## HOW TO COMPLETE THIS TASK
Among the records below, find each line containing the word "human" and copy it.

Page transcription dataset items
⁂

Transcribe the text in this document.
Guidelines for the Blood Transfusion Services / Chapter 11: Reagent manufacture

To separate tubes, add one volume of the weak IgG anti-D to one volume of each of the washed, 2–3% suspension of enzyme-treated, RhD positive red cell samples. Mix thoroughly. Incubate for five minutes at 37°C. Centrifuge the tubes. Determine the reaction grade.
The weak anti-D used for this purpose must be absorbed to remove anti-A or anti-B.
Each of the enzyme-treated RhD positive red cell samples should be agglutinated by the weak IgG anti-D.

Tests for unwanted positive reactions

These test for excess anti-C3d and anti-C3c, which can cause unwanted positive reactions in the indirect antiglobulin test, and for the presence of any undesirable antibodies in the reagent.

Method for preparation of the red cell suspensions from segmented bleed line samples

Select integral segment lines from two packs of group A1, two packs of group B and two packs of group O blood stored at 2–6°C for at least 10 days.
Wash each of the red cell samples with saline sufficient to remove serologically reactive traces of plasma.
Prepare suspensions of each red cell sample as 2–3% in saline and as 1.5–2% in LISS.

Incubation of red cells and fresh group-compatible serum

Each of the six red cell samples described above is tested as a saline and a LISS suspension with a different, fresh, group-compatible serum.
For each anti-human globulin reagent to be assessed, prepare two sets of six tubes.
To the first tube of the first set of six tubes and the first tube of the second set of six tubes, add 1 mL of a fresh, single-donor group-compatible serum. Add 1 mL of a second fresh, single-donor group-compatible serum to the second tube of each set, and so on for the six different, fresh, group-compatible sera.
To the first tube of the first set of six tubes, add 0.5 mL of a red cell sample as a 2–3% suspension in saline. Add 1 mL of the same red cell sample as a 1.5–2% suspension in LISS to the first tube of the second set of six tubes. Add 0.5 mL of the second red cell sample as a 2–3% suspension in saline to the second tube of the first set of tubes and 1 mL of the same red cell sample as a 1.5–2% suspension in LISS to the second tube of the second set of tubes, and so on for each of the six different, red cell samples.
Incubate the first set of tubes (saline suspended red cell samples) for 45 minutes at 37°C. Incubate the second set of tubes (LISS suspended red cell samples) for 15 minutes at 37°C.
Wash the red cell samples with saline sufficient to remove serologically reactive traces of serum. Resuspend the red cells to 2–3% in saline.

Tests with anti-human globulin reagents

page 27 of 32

⁂

## SOLVED PROBLEM
For each anti-human globulin reagent to be assessed, prepare two sets of six tubes.
Tests with anti-human globulin reagents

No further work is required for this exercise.